- AIM OF THE EXERCISE
The listing below must be repeated word for word, with its images excluded.

- RAW DATA

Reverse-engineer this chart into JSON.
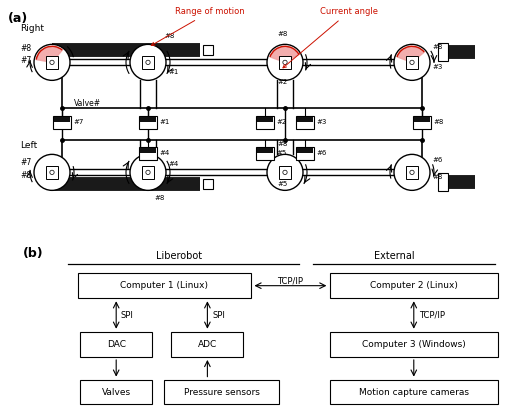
{
  "fig_width": 5.13,
  "fig_height": 4.12,
  "dpi": 100,
  "bg_color": "#ffffff",
  "red_color": "#cc1100",
  "pink_fill": "#f0a0a0",
  "gray_arm": "#1a1a1a",
  "gray_light": "#888888",
  "gray_box": "#aaaaaa",
  "label_a": "(a)",
  "label_b": "(b)",
  "label_right": "Right",
  "label_left": "Left",
  "label_range": "Range of motion",
  "label_current": "Current angle",
  "label_valve": "Valve#",
  "comp1": "Computer 1 (Linux)",
  "comp2": "Computer 2 (Linux)",
  "comp3": "Computer 3 (Windows)",
  "dac": "DAC",
  "adc": "ADC",
  "valves": "Valves",
  "pressure": "Pressure sensors",
  "motion": "Motion capture cameras",
  "liberobot": "Liberobot",
  "external": "External",
  "tcpip": "TCP/IP",
  "spi": "SPI"
}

- RESULT FOR THIS EXERCISE
Reverse-engineer this chart into JSON.
{
  "fig_width": 5.13,
  "fig_height": 4.12,
  "dpi": 100,
  "bg_color": "#ffffff",
  "red_color": "#cc1100",
  "pink_fill": "#f0a0a0",
  "gray_arm": "#1a1a1a",
  "gray_light": "#888888",
  "gray_box": "#aaaaaa",
  "label_a": "(a)",
  "label_b": "(b)",
  "label_right": "Right",
  "label_left": "Left",
  "label_range": "Range of motion",
  "label_current": "Current angle",
  "label_valve": "Valve#",
  "comp1": "Computer 1 (Linux)",
  "comp2": "Computer 2 (Linux)",
  "comp3": "Computer 3 (Windows)",
  "dac": "DAC",
  "adc": "ADC",
  "valves": "Valves",
  "pressure": "Pressure sensors",
  "motion": "Motion capture cameras",
  "liberobot": "Liberobot",
  "external": "External",
  "tcpip": "TCP/IP",
  "spi": "SPI"
}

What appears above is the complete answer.